> [TASK]: Go through the material below and copy all lines with "warning".

> [PROVIDED DATA]:

%%

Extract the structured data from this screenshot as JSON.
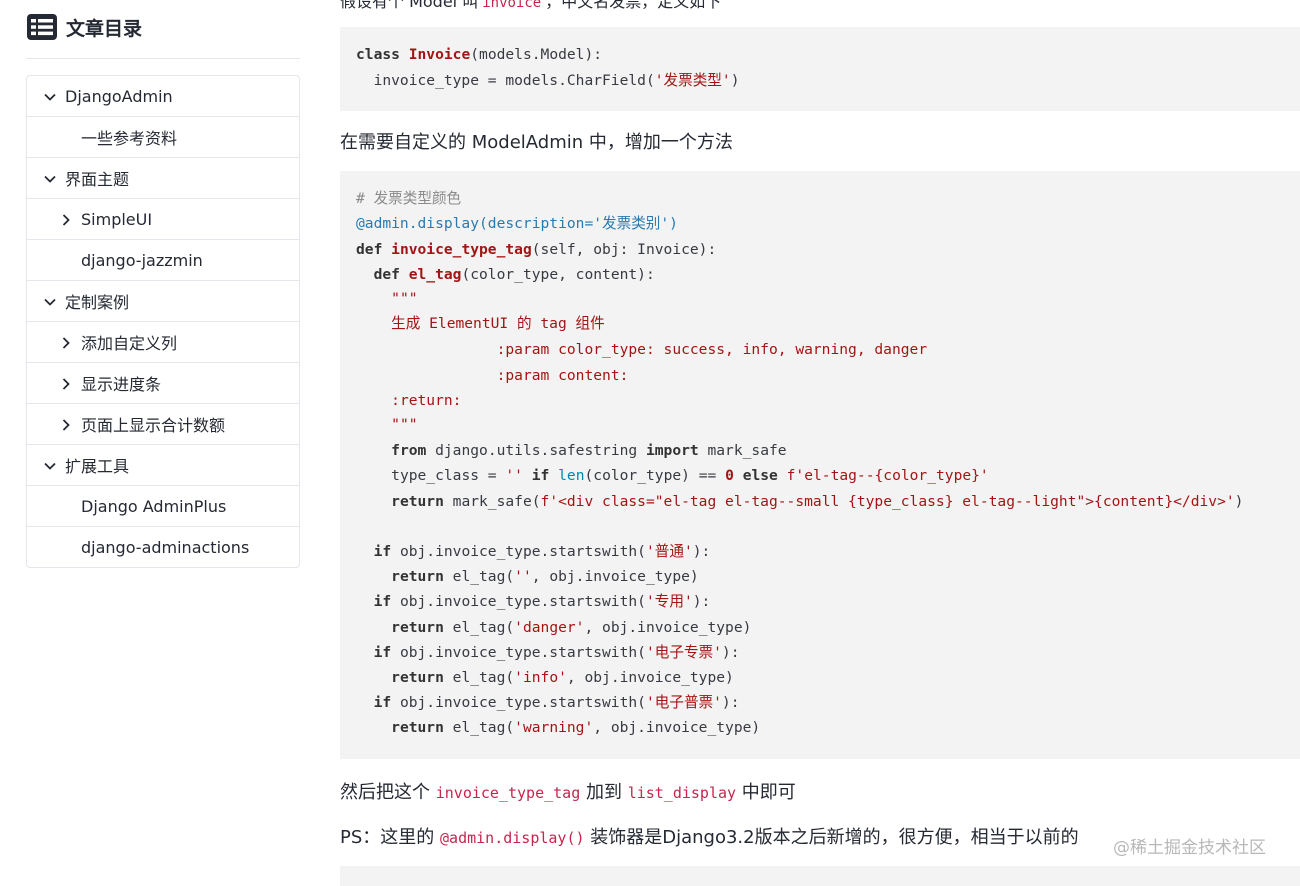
{
  "toc": {
    "title": "文章目录",
    "items": [
      {
        "label": "DjangoAdmin",
        "level": 1,
        "arrow": "down"
      },
      {
        "label": "一些参考资料",
        "level": 2,
        "arrow": "none"
      },
      {
        "label": "界面主题",
        "level": 1,
        "arrow": "down"
      },
      {
        "label": "SimpleUI",
        "level": 2,
        "arrow": "right"
      },
      {
        "label": "django-jazzmin",
        "level": 2,
        "arrow": "none"
      },
      {
        "label": "定制案例",
        "level": 1,
        "arrow": "down"
      },
      {
        "label": "添加自定义列",
        "level": 2,
        "arrow": "right"
      },
      {
        "label": "显示进度条",
        "level": 2,
        "arrow": "right"
      },
      {
        "label": "页面上显示合计数额",
        "level": 2,
        "arrow": "right"
      },
      {
        "label": "扩展工具",
        "level": 1,
        "arrow": "down"
      },
      {
        "label": "Django AdminPlus",
        "level": 2,
        "arrow": "none"
      },
      {
        "label": "django-adminactions",
        "level": 2,
        "arrow": "none"
      }
    ]
  },
  "article": {
    "top_text_1": "假设有个 Model 叫",
    "top_code": "invoice",
    "top_text_2": "，中文名发票，定义如下",
    "code1": {
      "l1_kw": "class",
      "l1_name": "Invoice",
      "l1_rest": "(models.Model):",
      "l2_pre": "  invoice_type = models.CharField(",
      "l2_str": "'发票类型'",
      "l2_post": ")"
    },
    "para1": "在需要自定义的 ModelAdmin 中，增加一个方法",
    "code2": {
      "c1": "# 发票类型颜色",
      "c2": "@admin.display(description='发票类别')",
      "c3_kw": "def",
      "c3_fn": "invoice_type_tag",
      "c3_rest": "(self, obj: Invoice):",
      "c4_kw": "def",
      "c4_fn": "el_tag",
      "c4_rest": "(color_type, content):",
      "c5": "\"\"\"",
      "c6": "生成 ElementUI 的 tag 组件",
      "c7": ":param color_type: success, info, warning, danger",
      "c8": ":param content:",
      "c9": ":return:",
      "c10": "\"\"\"",
      "c11_kw1": "from",
      "c11_mid": " django.utils.safestring ",
      "c11_kw2": "import",
      "c11_end": " mark_safe",
      "c12_pre": "type_class = ",
      "c12_str1": "''",
      "c12_kw1": "if",
      "c12_bi": "len",
      "c12_mid": "(color_type) == ",
      "c12_num": "0",
      "c12_kw2": "else",
      "c12_str2": "f'el-tag--{color_type}'",
      "c13_kw": "return",
      "c13_mid": " mark_safe(",
      "c13_str": "f'<div class=\"el-tag el-tag--small {type_class} el-tag--light\">{content}</div>'",
      "c13_end": ")",
      "c14_kw": "if",
      "c14_mid": " obj.invoice_type.startswith(",
      "c14_str": "'普通'",
      "c14_end": "):",
      "c15_kw": "return",
      "c15_mid": " el_tag(",
      "c15_str": "''",
      "c15_end": ", obj.invoice_type)",
      "c16_kw": "if",
      "c16_mid": " obj.invoice_type.startswith(",
      "c16_str": "'专用'",
      "c16_end": "):",
      "c17_kw": "return",
      "c17_mid": " el_tag(",
      "c17_str": "'danger'",
      "c17_end": ", obj.invoice_type)",
      "c18_kw": "if",
      "c18_mid": " obj.invoice_type.startswith(",
      "c18_str": "'电子专票'",
      "c18_end": "):",
      "c19_kw": "return",
      "c19_mid": " el_tag(",
      "c19_str": "'info'",
      "c19_end": ", obj.invoice_type)",
      "c20_kw": "if",
      "c20_mid": " obj.invoice_type.startswith(",
      "c20_str": "'电子普票'",
      "c20_end": "):",
      "c21_kw": "return",
      "c21_mid": " el_tag(",
      "c21_str": "'warning'",
      "c21_end": ", obj.invoice_type)"
    },
    "para2_a": "然后把这个 ",
    "para2_code1": "invoice_type_tag",
    "para2_b": " 加到 ",
    "para2_code2": "list_display",
    "para2_c": " 中即可",
    "para3_a": "PS：这里的 ",
    "para3_code": "@admin.display()",
    "para3_b": " 装饰器是Django3.2版本之后新增的，很方便，相当于以前的",
    "watermark": "@稀土掘金技术社区"
  }
}
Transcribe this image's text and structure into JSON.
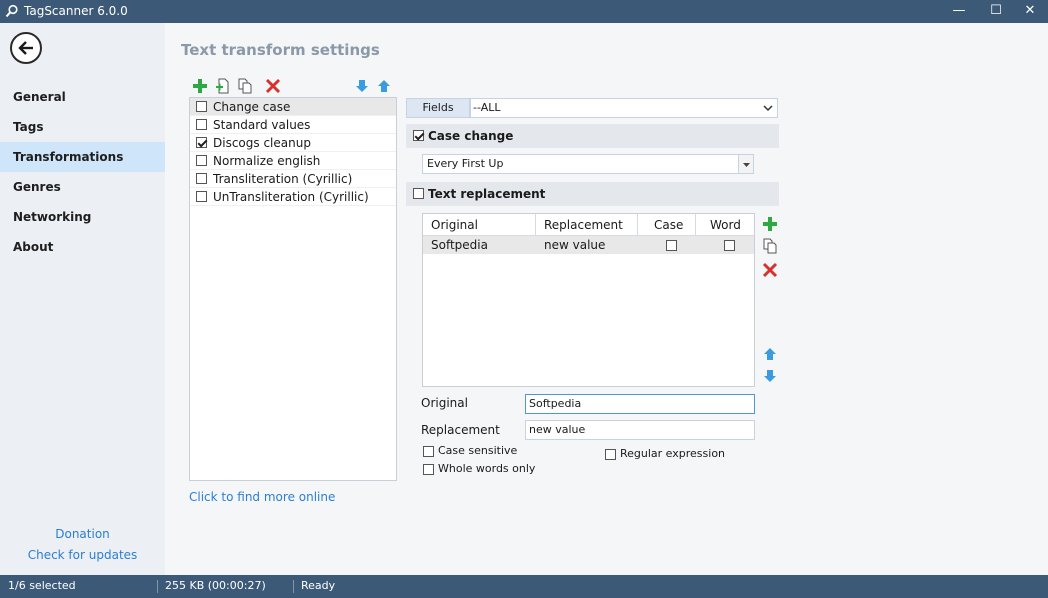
{
  "window": {
    "title": "TagScanner 6.0.0",
    "minimize_glyph": "—",
    "maximize_glyph": "☐",
    "close_glyph": "✕"
  },
  "sidebar": {
    "items": [
      {
        "label": "General",
        "active": false
      },
      {
        "label": "Tags",
        "active": false
      },
      {
        "label": "Transformations",
        "active": true
      },
      {
        "label": "Genres",
        "active": false
      },
      {
        "label": "Networking",
        "active": false
      },
      {
        "label": "About",
        "active": false
      }
    ],
    "donation_label": "Donation",
    "updates_label": "Check for updates"
  },
  "page": {
    "title": "Text transform settings"
  },
  "transforms": {
    "items": [
      {
        "label": "Change case",
        "checked": false,
        "selected": true
      },
      {
        "label": "Standard values",
        "checked": false,
        "selected": false
      },
      {
        "label": "Discogs cleanup",
        "checked": true,
        "selected": false
      },
      {
        "label": "Normalize english",
        "checked": false,
        "selected": false
      },
      {
        "label": "Transliteration (Cyrillic)",
        "checked": false,
        "selected": false
      },
      {
        "label": "UnTransliteration (Cyrillic)",
        "checked": false,
        "selected": false
      }
    ],
    "find_more_label": "Click to find more online"
  },
  "fields": {
    "label": "Fields",
    "value": "--ALL"
  },
  "case_change": {
    "label": "Case change",
    "checked": true,
    "mode": "Every First Up"
  },
  "text_replacement": {
    "label": "Text replacement",
    "checked": false,
    "columns": [
      "Original",
      "Replacement",
      "Case",
      "Word"
    ],
    "rows": [
      {
        "original": "Softpedia",
        "replacement": "new value",
        "case": false,
        "word": false
      }
    ]
  },
  "editor": {
    "original_label": "Original",
    "original_value": "Softpedia",
    "replacement_label": "Replacement",
    "replacement_value": "new value",
    "case_sensitive_label": "Case sensitive",
    "whole_words_label": "Whole words only",
    "regex_label": "Regular expression"
  },
  "status": {
    "selected": "1/6 selected",
    "size": "255 KB (00:00:27)",
    "state": "Ready"
  },
  "colors": {
    "titlebar": "#3c5a78",
    "accent_link": "#2a7fd4",
    "active_nav": "#cfe5fa",
    "add_green": "#2ea843",
    "delete_red": "#d9302a",
    "arrow_blue": "#3a9be0"
  }
}
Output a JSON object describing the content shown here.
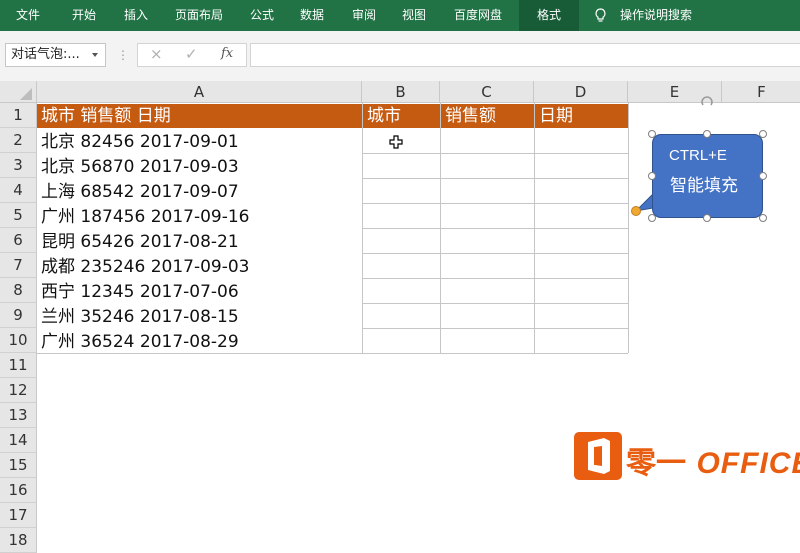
{
  "ribbon": {
    "tabs": [
      "文件",
      "开始",
      "插入",
      "页面布局",
      "公式",
      "数据",
      "审阅",
      "视图",
      "百度网盘",
      "格式"
    ],
    "active_tab": "格式",
    "search_label": "操作说明搜索",
    "color": "#217346"
  },
  "formula_bar": {
    "name_box": "对话气泡:...",
    "cancel_icon": "×",
    "enter_icon": "✓",
    "fx_label": "fx",
    "formula": ""
  },
  "sheet": {
    "columns": [
      "A",
      "B",
      "C",
      "D",
      "E",
      "F"
    ],
    "rows": [
      "1",
      "2",
      "3",
      "4",
      "5",
      "6",
      "7",
      "8",
      "9",
      "10",
      "11",
      "12",
      "13",
      "14",
      "15",
      "16",
      "17",
      "18"
    ],
    "header_color": "#c55a11",
    "header_row": {
      "A": "城市  销售额  日期",
      "B": "城市",
      "C": "销售额",
      "D": "日期"
    },
    "data_rows": [
      "北京  82456  2017-09-01",
      "北京  56870  2017-09-03",
      "上海  68542  2017-09-07",
      "广州  187456  2017-09-16",
      "昆明  65426  2017-08-21",
      "成都  235246  2017-09-03",
      "西宁  12345  2017-07-06",
      "兰州  35246  2017-08-15",
      "广州  36524  2017-08-29"
    ]
  },
  "callout": {
    "line1": "CTRL+E",
    "line2": "智能填充",
    "color": "#4472c4"
  },
  "watermark": {
    "cn": "零一",
    "en": "OFFICE",
    "color": "#e85d10"
  }
}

%%

> [PROBLEM SOLUTION]:
      "c7": ":param color_type: success, info, warning, danger",
      "c21_str": "'warning'",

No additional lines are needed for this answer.